--- ЧТО СДЕЛАТЬ ---
Выведите все приведённые ниже записи, ничего в них не меняя.

--- ЗАПИСИ С ДАННЫМИ ---
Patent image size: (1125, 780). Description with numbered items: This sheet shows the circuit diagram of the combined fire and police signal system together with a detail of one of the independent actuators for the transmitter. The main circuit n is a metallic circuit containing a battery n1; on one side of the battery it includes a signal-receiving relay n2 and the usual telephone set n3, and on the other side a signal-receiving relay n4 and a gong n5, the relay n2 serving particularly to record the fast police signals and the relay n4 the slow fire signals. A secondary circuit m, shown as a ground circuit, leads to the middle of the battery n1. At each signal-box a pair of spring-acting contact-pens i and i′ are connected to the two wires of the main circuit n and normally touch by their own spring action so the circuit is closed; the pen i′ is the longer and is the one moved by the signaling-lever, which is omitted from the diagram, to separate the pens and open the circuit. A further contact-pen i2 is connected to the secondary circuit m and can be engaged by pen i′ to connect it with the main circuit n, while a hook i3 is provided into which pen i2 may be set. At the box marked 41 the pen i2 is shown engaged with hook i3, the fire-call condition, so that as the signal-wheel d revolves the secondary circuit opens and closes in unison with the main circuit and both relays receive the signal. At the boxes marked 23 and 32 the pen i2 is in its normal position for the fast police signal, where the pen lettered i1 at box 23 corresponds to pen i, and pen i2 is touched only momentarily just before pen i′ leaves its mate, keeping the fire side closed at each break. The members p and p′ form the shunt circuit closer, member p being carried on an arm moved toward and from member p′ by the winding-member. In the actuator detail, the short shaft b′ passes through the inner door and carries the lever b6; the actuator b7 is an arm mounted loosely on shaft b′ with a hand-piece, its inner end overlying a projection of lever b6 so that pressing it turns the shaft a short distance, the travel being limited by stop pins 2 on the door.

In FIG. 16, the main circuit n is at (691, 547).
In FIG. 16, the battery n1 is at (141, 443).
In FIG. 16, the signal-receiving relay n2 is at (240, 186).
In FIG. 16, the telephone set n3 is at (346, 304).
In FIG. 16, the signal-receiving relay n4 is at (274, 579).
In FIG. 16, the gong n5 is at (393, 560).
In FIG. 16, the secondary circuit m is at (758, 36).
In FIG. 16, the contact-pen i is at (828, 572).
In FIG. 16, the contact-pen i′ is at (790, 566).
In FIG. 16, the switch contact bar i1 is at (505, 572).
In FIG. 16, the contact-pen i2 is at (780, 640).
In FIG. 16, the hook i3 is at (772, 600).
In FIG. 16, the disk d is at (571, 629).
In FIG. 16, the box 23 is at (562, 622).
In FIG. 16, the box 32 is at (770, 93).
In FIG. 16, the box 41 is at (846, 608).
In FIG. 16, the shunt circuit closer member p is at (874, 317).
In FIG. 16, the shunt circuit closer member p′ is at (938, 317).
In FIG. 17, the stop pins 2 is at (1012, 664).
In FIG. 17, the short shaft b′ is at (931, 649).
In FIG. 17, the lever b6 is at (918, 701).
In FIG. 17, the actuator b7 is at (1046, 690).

--- РЕШЕНИЕ ЗАДАНИЯ ---
Patent image size: (1125, 780). Description with numbered items: This sheet shows the circuit diagram of the combined fire and police signal system together with a detail of one of the independent actuators for the transmitter. The main circuit n is a metallic circuit containing a battery n1; on one side of the battery it includes a signal-receiving relay n2 and the usual telephone set n3, and on the other side a signal-receiving relay n4 and a gong n5, the relay n2 serving particularly to record the fast police signals and the relay n4 the slow fire signals. A secondary circuit m, shown as a ground circuit, leads to the middle of the battery n1. At each signal-box a pair of spring-acting contact-pens i and i′ are connected to the two wires of the main circuit n and normally touch by their own spring action so the circuit is closed; the pen i′ is the longer and is the one moved by the signaling-lever, which is omitted from the diagram, to separate the pens and open the circuit. A further contact-pen i2 is connected to the secondary circuit m and can be engaged by pen i′ to connect it with the main circuit n, while a hook i3 is provided into which pen i2 may be set. At the box marked 41 the pen i2 is shown engaged with hook i3, the fire-call condition, so that as the signal-wheel d revolves the secondary circuit opens and closes in unison with the main circuit and both relays receive the signal. At the boxes marked 23 and 32 the pen i2 is in its normal position for the fast police signal, where the pen lettered i1 at box 23 corresponds to pen i, and pen i2 is touched only momentarily just before pen i′ leaves its mate, keeping the fire side closed at each break. The members p and p′ form the shunt circuit closer, member p being carried on an arm moved toward and from member p′ by the winding-member. In the actuator detail, the short shaft b′ passes through the inner door and carries the lever b6; the actuator b7 is an arm mounted loosely on shaft b′ with a hand-piece, its inner end overlying a projection of lever b6 so that pressing it turns the shaft a short distance, the travel being limited by stop pins 2 on the door.

In FIG. 16, the main circuit n is at (691, 547).
In FIG. 16, the battery n1 is at (141, 443).
In FIG. 16, the signal-receiving relay n2 is at (240, 186).
In FIG. 16, the telephone set n3 is at (346, 304).
In FIG. 16, the signal-receiving relay n4 is at (274, 579).
In FIG. 16, the gong n5 is at (393, 560).
In FIG. 16, the secondary circuit m is at (758, 36).
In FIG. 16, the contact-pen i is at (828, 572).
In FIG. 16, the contact-pen i′ is at (790, 566).
In FIG. 16, the switch contact bar i1 is at (505, 572).
In FIG. 16, the contact-pen i2 is at (780, 640).
In FIG. 16, the hook i3 is at (772, 600).
In FIG. 16, the disk d is at (571, 629).
In FIG. 16, the box 23 is at (562, 622).
In FIG. 16, the box 32 is at (770, 93).
In FIG. 16, the box 41 is at (846, 608).
In FIG. 16, the shunt circuit closer member p is at (874, 317).
In FIG. 16, the shunt circuit closer member p′ is at (938, 317).
In FIG. 17, the stop pins 2 is at (1012, 664).
In FIG. 17, the short shaft b′ is at (931, 649).
In FIG. 17, the lever b6 is at (918, 701).
In FIG. 17, the actuator b7 is at (1046, 690).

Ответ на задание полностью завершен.